What the task requires:
Wherever "della" appears in a line, copy that line.

** Start **

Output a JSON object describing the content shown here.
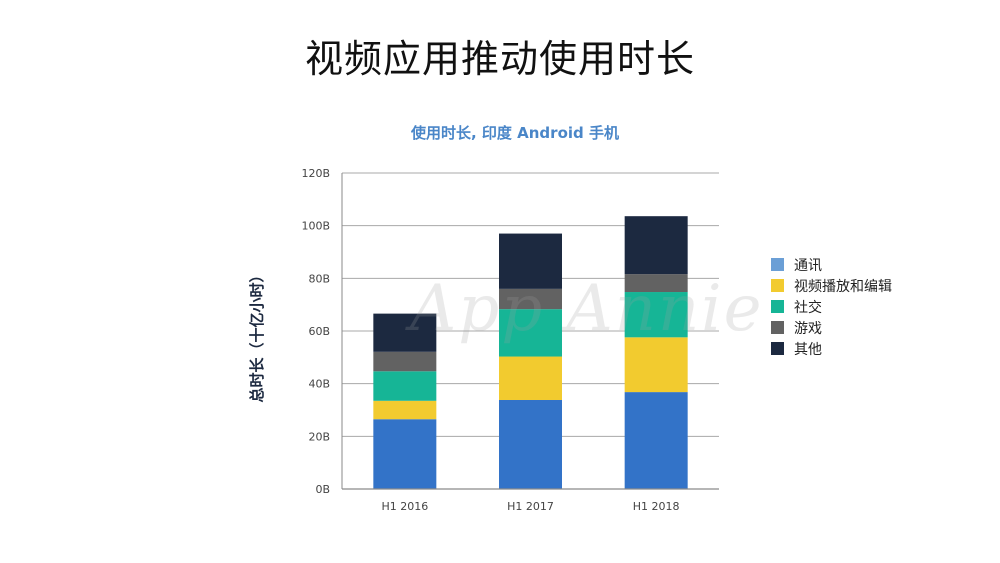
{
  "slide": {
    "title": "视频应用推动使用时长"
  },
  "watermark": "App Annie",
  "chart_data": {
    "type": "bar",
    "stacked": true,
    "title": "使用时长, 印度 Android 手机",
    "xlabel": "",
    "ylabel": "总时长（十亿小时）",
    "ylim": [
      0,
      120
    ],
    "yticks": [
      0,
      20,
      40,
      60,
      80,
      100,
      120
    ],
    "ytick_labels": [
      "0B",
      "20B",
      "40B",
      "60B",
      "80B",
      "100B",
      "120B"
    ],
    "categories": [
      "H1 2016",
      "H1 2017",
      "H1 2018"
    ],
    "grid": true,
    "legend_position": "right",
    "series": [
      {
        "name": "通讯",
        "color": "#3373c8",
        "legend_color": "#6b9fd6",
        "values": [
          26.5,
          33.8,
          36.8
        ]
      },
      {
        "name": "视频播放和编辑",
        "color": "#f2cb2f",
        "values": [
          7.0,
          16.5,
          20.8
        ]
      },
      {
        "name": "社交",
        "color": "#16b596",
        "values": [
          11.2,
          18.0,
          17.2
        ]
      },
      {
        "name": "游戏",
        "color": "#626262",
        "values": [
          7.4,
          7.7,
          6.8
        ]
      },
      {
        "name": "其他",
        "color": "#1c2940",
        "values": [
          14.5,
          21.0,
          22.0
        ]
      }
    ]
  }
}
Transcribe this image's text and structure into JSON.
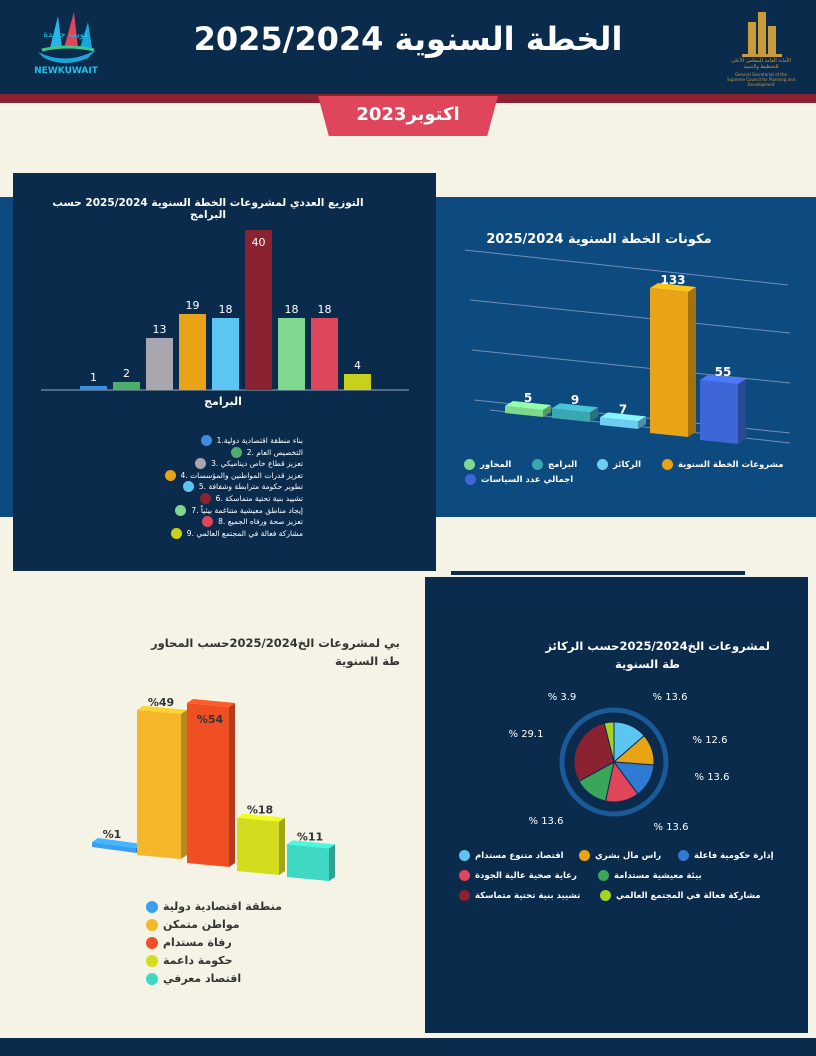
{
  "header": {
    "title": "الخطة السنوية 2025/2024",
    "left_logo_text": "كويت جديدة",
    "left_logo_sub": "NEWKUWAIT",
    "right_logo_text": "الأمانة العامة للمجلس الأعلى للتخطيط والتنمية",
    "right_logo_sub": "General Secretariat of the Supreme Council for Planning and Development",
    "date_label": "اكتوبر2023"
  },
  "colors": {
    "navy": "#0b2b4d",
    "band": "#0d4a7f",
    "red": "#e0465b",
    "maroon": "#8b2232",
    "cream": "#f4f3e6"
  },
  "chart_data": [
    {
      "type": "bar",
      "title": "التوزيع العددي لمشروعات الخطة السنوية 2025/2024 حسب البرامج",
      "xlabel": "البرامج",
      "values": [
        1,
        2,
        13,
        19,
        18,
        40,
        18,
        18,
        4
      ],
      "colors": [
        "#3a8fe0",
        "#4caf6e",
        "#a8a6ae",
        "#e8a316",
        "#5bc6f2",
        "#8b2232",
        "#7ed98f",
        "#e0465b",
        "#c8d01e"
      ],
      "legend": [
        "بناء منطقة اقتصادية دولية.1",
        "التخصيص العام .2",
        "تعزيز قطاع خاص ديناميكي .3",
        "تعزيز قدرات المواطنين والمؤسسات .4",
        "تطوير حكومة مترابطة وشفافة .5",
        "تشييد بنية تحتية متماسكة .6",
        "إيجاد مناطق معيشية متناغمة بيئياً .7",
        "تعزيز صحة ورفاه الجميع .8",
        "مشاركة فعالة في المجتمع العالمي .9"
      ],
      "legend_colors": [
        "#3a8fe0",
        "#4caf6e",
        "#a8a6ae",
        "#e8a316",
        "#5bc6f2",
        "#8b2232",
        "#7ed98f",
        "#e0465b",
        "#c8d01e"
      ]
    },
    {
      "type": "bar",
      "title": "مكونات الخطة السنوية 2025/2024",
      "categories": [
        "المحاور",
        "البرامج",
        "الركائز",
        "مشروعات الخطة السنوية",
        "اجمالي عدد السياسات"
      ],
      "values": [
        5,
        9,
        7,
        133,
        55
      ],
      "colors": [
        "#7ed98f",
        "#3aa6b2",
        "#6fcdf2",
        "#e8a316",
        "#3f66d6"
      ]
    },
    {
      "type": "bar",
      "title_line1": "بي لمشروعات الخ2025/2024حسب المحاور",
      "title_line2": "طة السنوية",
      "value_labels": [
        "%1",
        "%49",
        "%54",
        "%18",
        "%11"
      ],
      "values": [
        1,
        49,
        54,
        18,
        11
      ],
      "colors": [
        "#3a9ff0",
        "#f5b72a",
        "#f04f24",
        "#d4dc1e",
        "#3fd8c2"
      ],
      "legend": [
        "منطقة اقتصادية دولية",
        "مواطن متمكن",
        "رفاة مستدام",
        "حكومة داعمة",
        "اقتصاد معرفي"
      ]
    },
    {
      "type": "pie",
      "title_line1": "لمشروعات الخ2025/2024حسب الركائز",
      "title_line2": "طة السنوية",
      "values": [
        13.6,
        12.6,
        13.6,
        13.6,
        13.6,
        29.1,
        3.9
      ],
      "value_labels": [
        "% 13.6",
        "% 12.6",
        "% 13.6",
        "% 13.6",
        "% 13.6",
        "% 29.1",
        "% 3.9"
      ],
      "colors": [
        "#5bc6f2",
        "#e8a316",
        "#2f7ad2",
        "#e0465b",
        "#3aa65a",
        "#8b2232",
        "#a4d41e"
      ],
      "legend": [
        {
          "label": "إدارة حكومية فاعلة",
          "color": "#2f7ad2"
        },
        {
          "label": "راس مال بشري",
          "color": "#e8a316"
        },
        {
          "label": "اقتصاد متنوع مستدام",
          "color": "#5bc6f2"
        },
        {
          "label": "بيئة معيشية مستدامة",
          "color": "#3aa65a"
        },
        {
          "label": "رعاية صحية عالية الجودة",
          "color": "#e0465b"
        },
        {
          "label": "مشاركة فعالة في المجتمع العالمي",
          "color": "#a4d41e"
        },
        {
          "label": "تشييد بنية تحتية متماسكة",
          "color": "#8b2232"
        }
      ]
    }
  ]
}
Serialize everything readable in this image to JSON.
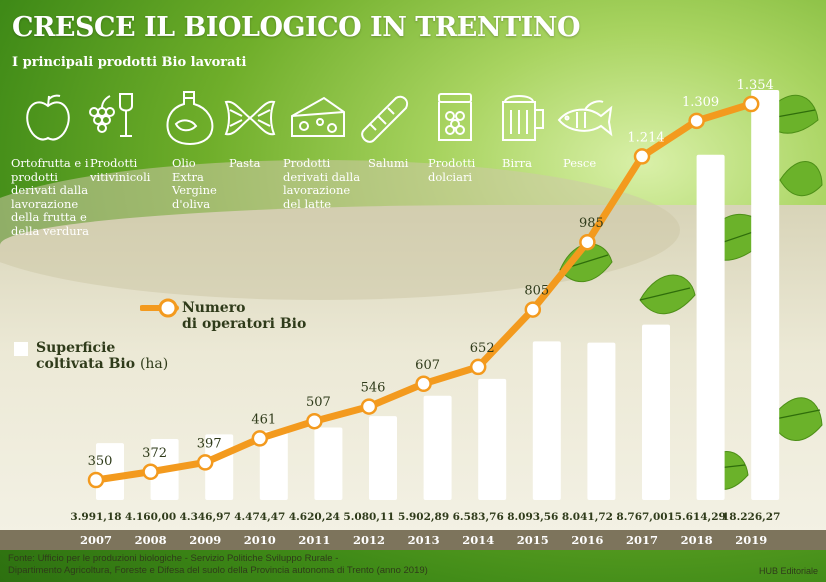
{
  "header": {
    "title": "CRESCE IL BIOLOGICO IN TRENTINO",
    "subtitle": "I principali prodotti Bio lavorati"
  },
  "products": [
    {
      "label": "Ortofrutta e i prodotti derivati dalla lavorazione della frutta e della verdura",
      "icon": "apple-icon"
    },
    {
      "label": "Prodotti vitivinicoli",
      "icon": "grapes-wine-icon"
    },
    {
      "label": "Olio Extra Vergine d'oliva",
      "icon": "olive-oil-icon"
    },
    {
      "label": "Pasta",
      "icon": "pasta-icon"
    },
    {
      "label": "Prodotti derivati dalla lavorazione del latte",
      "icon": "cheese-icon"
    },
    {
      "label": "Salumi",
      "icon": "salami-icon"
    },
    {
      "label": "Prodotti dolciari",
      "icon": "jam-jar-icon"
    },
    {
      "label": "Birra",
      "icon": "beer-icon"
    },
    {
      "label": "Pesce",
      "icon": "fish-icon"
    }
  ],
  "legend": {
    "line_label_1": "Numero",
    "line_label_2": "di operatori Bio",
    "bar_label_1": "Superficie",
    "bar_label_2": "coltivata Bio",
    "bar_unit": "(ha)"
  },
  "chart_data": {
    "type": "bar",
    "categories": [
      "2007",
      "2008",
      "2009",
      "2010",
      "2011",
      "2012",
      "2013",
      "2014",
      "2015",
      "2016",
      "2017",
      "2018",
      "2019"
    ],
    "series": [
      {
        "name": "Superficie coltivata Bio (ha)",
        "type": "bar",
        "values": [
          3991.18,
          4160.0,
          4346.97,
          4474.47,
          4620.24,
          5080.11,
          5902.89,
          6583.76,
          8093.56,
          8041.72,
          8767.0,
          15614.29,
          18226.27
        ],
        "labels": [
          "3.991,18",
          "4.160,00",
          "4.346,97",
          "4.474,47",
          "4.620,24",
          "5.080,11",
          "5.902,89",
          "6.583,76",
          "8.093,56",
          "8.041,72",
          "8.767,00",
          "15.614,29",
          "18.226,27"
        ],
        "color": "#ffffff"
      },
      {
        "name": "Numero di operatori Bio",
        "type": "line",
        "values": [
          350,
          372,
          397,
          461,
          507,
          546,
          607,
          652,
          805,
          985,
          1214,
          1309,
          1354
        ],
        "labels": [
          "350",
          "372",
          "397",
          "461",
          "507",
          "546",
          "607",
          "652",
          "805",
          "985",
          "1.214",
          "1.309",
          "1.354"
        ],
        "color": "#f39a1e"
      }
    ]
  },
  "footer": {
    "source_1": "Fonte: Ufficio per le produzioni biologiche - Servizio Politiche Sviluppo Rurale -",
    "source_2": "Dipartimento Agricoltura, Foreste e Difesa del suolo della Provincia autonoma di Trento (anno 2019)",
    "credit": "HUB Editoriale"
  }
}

** End **

Final answer:
      "label": "Ortofrutta e i prodotti derivati dalla lavorazione della frutta e della verdura",
    "source_2": "Dipartimento Agricoltura, Foreste e Difesa del suolo della Provincia autonoma di Trento (anno 2019)",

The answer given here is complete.